◆ EXERCISE GOAL ◆
Please output exactly the run of lines that starts at the line with "Transcribe this image's" and ends at the last line of the records below.
── LISTED ENTRIES ──
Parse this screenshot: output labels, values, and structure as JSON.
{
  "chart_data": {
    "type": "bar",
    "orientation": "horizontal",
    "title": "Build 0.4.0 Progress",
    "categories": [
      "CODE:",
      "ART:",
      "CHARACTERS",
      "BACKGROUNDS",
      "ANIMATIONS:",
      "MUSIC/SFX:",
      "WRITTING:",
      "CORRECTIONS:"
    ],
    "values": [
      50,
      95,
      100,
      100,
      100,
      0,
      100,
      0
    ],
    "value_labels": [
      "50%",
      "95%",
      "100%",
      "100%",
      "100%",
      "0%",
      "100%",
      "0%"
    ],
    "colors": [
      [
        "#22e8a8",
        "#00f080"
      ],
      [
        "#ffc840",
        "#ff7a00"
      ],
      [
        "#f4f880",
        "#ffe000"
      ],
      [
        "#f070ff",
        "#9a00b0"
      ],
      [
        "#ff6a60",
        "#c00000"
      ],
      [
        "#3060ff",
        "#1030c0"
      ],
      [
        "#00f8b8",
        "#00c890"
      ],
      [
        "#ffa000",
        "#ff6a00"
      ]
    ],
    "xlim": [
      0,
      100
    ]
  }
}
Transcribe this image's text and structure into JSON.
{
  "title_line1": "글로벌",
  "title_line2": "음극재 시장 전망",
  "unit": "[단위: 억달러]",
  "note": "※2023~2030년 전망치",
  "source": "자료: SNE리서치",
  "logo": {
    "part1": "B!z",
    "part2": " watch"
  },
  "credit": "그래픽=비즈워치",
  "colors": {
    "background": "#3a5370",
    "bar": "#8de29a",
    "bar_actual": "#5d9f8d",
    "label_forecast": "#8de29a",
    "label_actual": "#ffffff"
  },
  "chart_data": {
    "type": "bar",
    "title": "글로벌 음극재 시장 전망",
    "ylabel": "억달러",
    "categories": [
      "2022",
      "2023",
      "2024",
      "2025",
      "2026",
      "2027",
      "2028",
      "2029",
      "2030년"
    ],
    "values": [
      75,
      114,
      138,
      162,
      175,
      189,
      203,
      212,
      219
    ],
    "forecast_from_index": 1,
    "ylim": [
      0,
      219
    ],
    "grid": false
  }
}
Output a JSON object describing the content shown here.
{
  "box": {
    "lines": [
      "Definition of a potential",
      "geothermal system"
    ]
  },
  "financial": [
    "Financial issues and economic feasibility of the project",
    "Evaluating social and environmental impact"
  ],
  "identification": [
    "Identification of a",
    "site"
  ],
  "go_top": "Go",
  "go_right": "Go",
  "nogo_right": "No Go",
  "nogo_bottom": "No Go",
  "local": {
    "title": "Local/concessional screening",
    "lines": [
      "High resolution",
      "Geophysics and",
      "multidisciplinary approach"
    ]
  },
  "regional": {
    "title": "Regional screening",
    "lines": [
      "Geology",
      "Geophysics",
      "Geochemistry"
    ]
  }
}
───
◆ FULL OUTPUT ◆
Transcribe this image's text and structure into JSON.
{
  "title_line1": "글로벌",
  "title_line2": "음극재 시장 전망",
  "unit": "[단위: 억달러]",
  "note": "※2023~2030년 전망치",
  "source": "자료: SNE리서치",
  "logo": {
    "part1": "B!z",
    "part2": " watch"
  },
  "credit": "그래픽=비즈워치",
  "colors": {
    "background": "#3a5370",
    "bar": "#8de29a",
    "bar_actual": "#5d9f8d",
    "label_forecast": "#8de29a",
    "label_actual": "#ffffff"
  },
  "chart_data": {
    "type": "bar",
    "title": "글로벌 음극재 시장 전망",
    "ylabel": "억달러",
    "categories": [
      "2022",
      "2023",
      "2024",
      "2025",
      "2026",
      "2027",
      "2028",
      "2029",
      "2030년"
    ],
    "values": [
      75,
      114,
      138,
      162,
      175,
      189,
      203,
      212,
      219
    ],
    "forecast_from_index": 1,
    "ylim": [
      0,
      219
    ],
    "grid": false
  }
}
Output a JSON object describing the content shown here.
{
  "box": {
    "lines": [
      "Definition of a potential",
      "geothermal system"
    ]
  },
  "financial": [
    "Financial issues and economic feasibility of the project",
    "Evaluating social and environmental impact"
  ],
  "identification": [
    "Identification of a",
    "site"
  ],
  "go_top": "Go",
  "go_right": "Go",
  "nogo_right": "No Go",
  "nogo_bottom": "No Go",
  "local": {
    "title": "Local/concessional screening",
    "lines": [
      "High resolution",
      "Geophysics and",
      "multidisciplinary approach"
    ]
  },
  "regional": {
    "title": "Regional screening",
    "lines": [
      "Geology",
      "Geophysics",
      "Geochemistry"
    ]
  }
}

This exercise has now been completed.